(begin)

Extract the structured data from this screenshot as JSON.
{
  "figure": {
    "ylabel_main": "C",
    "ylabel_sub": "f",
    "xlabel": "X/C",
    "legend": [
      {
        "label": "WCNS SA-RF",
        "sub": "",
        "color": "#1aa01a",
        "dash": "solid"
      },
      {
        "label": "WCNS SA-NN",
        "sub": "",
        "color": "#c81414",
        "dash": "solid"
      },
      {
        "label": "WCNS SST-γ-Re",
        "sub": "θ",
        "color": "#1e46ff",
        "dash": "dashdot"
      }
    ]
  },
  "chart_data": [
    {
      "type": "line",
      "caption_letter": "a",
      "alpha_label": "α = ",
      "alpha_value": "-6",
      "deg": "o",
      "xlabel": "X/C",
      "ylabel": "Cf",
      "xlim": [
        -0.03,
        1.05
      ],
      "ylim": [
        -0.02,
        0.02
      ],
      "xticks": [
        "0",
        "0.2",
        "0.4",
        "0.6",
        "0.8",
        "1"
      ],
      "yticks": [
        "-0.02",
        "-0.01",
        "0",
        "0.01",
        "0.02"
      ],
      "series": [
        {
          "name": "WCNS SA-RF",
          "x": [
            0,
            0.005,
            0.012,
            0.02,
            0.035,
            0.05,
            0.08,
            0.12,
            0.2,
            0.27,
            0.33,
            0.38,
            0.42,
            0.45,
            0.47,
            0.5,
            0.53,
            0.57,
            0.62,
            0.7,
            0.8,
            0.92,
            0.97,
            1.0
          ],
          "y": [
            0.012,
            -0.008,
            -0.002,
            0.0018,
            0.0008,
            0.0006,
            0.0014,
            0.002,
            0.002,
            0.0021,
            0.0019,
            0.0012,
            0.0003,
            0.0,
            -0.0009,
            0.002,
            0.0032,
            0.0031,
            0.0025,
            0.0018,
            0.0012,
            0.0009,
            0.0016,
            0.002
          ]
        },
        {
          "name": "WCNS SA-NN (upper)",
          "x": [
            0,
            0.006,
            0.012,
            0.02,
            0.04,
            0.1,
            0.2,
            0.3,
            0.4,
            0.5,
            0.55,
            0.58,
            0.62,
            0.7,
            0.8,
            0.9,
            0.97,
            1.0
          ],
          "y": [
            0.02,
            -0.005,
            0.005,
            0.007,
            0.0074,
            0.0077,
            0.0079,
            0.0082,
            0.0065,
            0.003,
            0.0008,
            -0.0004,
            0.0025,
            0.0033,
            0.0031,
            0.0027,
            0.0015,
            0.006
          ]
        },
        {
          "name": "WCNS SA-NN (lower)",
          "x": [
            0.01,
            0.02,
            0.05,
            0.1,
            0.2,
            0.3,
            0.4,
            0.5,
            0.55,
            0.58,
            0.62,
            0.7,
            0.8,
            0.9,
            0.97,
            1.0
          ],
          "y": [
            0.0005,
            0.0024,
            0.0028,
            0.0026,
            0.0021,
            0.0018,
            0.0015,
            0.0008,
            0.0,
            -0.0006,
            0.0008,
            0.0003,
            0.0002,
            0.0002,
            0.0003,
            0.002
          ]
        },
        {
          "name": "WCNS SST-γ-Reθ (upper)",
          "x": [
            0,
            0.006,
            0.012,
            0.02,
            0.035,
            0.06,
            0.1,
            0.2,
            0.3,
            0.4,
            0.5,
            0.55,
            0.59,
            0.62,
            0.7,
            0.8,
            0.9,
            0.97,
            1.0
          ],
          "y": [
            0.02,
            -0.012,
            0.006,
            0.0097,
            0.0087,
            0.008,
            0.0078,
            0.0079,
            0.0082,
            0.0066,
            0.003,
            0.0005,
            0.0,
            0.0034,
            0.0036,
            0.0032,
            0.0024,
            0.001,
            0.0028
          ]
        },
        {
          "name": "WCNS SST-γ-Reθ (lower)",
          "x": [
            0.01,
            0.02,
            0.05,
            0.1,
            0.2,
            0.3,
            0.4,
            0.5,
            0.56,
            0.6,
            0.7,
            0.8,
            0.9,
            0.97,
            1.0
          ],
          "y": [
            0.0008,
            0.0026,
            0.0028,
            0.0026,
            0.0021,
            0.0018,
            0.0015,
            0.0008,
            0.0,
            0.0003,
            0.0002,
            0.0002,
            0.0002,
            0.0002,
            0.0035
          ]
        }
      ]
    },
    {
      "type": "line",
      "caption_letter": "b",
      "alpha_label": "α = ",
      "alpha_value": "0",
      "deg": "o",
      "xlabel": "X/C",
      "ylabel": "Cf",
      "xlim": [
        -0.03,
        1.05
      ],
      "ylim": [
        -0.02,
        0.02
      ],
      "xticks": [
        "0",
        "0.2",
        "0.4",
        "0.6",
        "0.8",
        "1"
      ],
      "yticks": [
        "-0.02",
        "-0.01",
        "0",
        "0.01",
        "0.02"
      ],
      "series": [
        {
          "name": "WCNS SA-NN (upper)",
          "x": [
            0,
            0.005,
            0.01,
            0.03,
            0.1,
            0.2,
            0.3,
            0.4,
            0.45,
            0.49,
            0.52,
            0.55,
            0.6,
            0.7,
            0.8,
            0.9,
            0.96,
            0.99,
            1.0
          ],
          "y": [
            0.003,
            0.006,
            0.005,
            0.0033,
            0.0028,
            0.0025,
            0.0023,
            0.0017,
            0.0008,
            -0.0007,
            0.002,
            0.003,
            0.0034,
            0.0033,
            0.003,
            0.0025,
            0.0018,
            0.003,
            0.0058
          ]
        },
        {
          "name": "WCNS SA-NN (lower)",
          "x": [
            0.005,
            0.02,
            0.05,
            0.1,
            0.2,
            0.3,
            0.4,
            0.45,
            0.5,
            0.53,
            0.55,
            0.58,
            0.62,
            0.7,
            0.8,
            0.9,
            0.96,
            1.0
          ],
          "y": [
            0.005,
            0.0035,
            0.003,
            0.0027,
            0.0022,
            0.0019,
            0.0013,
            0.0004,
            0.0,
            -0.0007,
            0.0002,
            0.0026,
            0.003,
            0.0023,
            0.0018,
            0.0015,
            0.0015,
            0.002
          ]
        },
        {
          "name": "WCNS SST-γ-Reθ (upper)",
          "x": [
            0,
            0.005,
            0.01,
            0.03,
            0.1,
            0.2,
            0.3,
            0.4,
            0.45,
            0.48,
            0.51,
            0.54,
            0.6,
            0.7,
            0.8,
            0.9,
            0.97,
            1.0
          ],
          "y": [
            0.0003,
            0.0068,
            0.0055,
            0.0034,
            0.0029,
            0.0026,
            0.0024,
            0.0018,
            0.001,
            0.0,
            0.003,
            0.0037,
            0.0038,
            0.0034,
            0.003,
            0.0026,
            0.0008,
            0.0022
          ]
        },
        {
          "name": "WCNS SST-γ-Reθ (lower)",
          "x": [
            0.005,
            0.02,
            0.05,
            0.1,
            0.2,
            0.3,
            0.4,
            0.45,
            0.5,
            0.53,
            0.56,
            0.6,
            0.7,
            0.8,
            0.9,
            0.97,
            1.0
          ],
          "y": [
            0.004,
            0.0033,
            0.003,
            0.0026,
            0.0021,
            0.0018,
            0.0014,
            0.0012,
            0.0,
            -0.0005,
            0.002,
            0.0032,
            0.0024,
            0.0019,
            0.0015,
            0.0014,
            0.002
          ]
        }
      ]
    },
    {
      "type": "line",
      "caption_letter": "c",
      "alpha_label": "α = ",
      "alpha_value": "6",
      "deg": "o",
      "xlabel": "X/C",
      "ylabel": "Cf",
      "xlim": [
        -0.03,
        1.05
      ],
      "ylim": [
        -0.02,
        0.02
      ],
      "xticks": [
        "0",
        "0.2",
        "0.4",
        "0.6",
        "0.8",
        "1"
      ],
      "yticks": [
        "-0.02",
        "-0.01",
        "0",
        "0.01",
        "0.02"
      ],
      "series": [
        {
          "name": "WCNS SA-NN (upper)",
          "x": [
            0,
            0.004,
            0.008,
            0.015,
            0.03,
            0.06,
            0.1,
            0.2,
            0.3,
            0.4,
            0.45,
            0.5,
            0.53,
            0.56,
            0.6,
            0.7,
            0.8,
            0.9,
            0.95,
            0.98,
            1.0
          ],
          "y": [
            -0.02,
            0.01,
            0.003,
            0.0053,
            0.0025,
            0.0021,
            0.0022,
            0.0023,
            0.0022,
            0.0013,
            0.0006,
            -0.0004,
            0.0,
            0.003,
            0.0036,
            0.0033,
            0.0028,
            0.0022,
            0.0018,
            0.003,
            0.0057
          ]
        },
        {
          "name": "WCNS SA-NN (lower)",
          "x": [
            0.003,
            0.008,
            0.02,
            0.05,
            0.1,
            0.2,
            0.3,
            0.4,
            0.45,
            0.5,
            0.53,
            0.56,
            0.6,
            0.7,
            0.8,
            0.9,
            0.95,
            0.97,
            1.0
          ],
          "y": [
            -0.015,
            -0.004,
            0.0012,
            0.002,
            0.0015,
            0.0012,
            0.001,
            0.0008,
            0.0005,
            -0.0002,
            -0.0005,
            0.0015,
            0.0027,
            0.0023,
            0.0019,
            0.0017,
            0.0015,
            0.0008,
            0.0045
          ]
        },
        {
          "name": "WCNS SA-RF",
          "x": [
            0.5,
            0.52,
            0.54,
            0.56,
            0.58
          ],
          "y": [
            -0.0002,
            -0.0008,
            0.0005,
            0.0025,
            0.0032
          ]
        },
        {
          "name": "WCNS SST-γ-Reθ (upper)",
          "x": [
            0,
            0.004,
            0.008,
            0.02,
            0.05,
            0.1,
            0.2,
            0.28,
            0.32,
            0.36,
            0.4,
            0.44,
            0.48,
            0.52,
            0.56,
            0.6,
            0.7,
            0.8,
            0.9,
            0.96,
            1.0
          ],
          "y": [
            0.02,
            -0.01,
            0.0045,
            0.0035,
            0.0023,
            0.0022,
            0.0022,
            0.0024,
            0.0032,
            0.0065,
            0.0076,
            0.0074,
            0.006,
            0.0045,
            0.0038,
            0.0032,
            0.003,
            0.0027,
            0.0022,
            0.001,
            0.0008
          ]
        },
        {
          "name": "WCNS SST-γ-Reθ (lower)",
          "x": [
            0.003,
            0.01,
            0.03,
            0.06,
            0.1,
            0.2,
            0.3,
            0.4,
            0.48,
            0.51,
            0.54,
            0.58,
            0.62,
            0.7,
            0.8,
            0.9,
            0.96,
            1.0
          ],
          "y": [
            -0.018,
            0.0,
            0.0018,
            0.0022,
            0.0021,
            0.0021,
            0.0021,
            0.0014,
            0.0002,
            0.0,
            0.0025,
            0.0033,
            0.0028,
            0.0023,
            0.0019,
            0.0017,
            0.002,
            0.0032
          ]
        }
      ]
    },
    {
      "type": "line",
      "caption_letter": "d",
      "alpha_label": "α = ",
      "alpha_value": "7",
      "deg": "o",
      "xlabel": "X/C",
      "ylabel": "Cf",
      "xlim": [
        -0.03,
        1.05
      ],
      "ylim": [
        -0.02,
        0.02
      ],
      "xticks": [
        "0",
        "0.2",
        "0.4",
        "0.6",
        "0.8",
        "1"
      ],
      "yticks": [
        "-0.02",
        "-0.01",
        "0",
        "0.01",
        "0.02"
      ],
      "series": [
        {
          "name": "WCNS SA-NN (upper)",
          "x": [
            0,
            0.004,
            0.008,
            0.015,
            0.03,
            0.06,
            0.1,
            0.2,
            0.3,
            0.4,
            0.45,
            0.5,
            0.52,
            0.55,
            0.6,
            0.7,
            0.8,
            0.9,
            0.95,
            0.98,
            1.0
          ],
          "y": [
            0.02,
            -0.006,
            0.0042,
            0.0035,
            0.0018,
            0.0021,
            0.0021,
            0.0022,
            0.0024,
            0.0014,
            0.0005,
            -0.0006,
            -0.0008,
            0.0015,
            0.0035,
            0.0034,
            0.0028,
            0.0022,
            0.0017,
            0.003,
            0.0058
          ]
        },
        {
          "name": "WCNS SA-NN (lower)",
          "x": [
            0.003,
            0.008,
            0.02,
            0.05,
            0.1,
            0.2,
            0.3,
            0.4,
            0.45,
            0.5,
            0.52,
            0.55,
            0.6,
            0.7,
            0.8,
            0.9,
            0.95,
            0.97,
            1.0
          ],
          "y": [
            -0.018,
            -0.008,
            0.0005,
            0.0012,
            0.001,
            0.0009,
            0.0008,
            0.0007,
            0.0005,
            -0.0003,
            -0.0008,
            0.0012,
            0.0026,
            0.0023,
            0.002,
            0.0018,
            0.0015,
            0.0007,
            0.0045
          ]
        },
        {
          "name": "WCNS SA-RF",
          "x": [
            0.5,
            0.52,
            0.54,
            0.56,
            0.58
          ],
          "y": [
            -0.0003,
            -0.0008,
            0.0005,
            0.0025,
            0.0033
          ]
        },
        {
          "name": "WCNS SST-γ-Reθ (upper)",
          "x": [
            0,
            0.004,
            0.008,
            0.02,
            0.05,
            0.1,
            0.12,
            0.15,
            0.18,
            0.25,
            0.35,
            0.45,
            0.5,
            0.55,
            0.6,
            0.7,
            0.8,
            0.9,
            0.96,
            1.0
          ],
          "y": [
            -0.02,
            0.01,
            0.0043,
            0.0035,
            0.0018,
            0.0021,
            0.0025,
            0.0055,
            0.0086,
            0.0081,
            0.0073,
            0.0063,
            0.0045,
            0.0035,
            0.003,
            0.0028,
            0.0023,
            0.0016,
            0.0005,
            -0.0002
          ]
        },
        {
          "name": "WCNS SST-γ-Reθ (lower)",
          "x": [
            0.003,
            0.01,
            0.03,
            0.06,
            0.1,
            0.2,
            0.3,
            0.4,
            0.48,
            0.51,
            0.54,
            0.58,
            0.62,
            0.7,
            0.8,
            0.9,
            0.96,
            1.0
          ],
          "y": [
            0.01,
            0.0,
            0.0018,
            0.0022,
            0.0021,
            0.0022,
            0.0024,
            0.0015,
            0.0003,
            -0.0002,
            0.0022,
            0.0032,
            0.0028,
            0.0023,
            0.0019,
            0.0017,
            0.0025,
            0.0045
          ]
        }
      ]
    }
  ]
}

(end)

- **TO DO**
Each line above that includes "color" counts once; state the total and nothing more.

- **TASK ANSWER**
3